[Data records]

---+---

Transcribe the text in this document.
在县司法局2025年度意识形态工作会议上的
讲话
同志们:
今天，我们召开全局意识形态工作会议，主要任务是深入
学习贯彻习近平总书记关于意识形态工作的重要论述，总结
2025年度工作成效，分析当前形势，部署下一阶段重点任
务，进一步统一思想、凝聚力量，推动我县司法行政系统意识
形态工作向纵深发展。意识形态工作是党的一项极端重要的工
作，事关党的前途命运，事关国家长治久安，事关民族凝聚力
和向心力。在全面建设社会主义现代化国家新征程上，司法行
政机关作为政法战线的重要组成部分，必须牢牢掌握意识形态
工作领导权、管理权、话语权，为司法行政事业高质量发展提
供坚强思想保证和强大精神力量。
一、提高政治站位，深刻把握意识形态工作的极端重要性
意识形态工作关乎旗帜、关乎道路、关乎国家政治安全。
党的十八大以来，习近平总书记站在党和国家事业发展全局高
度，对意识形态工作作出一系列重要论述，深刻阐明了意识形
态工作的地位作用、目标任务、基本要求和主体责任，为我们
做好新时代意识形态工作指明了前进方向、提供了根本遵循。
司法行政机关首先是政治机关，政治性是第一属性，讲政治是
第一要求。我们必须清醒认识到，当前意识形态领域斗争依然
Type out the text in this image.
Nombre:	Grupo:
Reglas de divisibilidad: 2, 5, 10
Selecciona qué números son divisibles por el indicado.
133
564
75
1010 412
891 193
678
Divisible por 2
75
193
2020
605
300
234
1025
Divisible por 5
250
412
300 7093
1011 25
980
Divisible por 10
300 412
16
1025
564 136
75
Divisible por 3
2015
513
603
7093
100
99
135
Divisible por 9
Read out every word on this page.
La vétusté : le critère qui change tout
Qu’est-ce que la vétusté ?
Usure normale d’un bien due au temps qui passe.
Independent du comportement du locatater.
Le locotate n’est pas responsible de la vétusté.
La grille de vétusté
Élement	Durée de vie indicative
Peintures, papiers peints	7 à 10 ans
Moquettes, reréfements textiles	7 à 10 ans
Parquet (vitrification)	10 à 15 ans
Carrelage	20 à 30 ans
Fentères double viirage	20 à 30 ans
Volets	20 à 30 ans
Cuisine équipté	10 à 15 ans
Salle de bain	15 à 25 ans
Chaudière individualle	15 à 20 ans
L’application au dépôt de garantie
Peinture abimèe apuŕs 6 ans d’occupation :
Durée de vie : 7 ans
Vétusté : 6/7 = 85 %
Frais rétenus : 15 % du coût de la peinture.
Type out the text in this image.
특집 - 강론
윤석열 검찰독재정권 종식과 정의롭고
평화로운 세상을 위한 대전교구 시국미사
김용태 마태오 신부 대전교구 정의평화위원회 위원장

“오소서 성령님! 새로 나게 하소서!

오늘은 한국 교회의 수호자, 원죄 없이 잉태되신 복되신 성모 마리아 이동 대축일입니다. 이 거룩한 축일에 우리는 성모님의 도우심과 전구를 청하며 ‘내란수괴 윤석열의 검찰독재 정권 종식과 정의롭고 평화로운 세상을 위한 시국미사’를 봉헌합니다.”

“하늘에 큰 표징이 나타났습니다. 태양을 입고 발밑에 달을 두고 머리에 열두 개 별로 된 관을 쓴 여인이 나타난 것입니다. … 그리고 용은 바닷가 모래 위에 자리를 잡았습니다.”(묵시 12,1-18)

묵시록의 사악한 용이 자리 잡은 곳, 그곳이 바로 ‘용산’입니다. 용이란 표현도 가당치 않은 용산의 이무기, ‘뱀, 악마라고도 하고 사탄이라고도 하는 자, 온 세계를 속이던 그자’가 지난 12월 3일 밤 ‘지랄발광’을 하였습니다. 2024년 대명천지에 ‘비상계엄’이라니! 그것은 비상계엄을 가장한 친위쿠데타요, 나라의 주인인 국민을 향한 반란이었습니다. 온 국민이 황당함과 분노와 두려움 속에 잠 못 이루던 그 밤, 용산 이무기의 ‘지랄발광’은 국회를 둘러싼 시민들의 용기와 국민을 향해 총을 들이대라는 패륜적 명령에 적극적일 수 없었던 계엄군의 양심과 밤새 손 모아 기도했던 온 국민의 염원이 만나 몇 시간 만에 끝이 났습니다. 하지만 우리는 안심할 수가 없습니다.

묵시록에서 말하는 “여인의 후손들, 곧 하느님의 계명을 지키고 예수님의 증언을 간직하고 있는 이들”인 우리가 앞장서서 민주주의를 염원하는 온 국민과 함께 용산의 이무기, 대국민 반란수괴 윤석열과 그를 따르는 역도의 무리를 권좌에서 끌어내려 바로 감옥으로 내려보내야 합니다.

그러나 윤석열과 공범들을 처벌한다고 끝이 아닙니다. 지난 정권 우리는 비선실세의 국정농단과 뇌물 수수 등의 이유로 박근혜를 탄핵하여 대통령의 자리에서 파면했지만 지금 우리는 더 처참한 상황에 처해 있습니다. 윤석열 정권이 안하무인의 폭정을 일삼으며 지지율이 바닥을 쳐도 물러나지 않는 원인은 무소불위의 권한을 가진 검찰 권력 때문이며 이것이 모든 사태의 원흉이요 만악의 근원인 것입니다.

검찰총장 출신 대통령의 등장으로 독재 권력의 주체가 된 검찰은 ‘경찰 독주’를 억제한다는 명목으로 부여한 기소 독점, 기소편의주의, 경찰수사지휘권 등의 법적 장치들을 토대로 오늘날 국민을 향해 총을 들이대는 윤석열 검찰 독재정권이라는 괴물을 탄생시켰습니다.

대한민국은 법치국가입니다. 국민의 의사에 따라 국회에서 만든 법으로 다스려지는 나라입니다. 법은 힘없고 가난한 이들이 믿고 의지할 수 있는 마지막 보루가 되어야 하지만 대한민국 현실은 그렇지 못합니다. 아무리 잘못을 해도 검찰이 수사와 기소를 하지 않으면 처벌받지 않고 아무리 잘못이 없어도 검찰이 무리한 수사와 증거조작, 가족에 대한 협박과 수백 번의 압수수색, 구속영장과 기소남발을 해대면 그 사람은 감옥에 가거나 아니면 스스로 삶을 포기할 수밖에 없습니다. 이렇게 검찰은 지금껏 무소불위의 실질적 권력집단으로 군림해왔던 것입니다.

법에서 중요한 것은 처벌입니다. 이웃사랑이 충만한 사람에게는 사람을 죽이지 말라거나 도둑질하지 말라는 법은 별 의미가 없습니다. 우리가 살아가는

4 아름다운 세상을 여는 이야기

---+---

**WORK TO DO**: From the listing above, collect every line that mentions the word "대전교구".

**SOLVED EXERCISE**:
평화로운 세상을 위한 대전교구 시국미사
김용태 마태오 신부 대전교구 정의평화위원회 위원장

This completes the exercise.